**Short task**: Take all the material and copy it exactly.

Data records
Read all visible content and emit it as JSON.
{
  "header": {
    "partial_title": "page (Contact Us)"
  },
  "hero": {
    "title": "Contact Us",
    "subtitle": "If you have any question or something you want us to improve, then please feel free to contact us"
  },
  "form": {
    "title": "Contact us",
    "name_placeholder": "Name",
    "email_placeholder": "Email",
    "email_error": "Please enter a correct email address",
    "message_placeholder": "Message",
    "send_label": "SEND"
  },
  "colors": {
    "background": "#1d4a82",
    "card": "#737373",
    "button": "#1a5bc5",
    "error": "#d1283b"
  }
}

**Exercise output**:
Read all visible content and emit it as JSON.
{
  "header": {
    "partial_title": "page (Contact Us)"
  },
  "hero": {
    "title": "Contact Us",
    "subtitle": "If you have any question or something you want us to improve, then please feel free to contact us"
  },
  "form": {
    "title": "Contact us",
    "name_placeholder": "Name",
    "email_placeholder": "Email",
    "email_error": "Please enter a correct email address",
    "message_placeholder": "Message",
    "send_label": "SEND"
  },
  "colors": {
    "background": "#1d4a82",
    "card": "#737373",
    "button": "#1a5bc5",
    "error": "#d1283b"
  }
}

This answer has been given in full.